OBJECTIVE: Scan the entries below and extract each line with the word "name" in it.
* * * * * * *
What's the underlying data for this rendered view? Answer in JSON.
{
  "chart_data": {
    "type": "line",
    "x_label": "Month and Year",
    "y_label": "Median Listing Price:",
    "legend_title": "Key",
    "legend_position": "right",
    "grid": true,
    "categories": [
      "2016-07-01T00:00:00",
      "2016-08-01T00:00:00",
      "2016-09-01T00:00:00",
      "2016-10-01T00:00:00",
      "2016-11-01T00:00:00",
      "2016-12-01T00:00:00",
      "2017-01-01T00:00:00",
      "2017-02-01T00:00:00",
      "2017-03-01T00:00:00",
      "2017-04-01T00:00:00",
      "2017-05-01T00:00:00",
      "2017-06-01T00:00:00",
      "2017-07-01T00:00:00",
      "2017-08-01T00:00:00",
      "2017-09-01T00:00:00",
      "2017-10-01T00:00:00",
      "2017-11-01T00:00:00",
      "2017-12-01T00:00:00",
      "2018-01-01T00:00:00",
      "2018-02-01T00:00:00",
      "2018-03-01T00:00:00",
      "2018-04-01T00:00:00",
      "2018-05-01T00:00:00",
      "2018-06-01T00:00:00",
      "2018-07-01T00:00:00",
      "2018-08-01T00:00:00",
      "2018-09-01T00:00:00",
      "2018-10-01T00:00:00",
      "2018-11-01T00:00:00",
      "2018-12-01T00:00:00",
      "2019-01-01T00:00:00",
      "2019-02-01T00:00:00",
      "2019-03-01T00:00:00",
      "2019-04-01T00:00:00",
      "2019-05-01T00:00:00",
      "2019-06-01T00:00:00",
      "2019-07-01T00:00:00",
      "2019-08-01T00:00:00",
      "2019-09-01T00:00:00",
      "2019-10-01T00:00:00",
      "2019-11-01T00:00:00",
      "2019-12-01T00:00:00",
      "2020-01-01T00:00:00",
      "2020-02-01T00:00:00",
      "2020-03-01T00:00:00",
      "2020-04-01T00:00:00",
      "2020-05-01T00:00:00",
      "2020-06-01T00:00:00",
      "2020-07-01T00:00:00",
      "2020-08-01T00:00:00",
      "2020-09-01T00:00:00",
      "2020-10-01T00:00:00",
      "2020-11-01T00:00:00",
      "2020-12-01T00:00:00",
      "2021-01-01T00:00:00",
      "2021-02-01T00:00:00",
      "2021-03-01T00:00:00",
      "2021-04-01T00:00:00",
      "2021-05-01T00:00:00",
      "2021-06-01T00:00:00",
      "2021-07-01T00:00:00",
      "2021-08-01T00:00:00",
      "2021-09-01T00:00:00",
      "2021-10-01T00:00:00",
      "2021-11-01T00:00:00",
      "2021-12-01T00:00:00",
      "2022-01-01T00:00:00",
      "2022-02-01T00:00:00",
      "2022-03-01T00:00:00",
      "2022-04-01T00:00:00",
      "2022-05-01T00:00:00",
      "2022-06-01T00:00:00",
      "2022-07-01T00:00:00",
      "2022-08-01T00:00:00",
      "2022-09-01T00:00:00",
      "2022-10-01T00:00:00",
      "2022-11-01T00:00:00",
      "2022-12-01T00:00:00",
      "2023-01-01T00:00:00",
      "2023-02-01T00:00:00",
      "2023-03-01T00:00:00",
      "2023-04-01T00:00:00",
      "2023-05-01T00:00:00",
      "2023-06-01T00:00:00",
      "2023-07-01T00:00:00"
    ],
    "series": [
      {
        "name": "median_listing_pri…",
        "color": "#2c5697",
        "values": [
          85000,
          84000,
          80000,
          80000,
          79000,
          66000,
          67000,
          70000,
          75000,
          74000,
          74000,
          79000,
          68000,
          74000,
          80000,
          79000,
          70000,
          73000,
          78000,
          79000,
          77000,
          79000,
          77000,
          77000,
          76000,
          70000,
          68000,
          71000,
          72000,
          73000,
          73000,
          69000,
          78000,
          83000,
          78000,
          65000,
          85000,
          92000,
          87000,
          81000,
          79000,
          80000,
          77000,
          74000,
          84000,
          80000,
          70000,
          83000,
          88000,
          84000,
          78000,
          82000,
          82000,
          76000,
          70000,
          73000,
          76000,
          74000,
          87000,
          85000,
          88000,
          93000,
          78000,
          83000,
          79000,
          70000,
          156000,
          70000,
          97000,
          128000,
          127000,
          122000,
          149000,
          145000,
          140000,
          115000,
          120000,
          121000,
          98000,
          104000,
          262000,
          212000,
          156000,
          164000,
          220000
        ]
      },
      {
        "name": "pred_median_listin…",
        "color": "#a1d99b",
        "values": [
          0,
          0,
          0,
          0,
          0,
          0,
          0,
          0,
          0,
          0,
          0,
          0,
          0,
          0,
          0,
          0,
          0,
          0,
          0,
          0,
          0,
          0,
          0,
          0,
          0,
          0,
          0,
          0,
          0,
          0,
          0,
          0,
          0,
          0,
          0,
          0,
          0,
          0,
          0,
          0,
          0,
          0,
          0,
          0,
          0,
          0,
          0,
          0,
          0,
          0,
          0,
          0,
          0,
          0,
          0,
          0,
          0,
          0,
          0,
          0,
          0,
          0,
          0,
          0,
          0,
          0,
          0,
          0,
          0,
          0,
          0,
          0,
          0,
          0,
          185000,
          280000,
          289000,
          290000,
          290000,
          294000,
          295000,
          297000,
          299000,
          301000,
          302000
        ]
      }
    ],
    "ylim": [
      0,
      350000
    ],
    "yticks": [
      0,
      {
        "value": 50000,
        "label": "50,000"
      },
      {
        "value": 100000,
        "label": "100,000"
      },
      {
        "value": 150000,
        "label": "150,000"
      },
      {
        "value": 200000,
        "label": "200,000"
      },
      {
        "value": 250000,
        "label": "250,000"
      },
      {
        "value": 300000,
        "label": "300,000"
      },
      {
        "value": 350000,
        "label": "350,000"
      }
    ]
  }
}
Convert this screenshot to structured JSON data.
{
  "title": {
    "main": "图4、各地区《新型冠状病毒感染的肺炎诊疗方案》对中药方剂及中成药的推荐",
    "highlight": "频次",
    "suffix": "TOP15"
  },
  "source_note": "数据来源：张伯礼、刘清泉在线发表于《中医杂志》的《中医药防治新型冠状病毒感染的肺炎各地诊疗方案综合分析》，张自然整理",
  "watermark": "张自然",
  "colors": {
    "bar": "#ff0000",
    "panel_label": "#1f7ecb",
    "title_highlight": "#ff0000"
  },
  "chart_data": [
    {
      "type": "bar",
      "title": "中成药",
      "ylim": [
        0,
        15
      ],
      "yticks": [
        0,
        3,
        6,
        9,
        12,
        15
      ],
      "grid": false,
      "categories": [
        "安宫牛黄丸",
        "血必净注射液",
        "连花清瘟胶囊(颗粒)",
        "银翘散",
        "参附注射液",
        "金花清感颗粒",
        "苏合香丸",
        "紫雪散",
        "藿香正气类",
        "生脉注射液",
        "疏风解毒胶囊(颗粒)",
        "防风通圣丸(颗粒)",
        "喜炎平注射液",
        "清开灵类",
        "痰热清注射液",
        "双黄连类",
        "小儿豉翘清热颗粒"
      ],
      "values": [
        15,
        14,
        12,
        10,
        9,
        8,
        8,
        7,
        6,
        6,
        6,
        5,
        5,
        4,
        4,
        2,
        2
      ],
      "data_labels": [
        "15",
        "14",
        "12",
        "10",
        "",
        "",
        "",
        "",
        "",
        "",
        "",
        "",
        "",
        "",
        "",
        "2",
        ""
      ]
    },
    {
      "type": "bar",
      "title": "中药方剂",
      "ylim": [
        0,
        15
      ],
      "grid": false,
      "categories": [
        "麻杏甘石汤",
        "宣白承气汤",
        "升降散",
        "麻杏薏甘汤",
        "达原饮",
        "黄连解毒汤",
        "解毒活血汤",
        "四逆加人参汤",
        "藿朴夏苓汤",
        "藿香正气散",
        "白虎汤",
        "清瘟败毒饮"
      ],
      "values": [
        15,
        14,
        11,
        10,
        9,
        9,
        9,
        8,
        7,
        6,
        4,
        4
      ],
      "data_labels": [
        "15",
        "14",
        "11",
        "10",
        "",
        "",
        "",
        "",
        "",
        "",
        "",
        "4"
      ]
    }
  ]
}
* * * * * * *
EXERCISE SOLUTION:
        "name": "median_listing_pri…",
        "name": "pred_median_listin…",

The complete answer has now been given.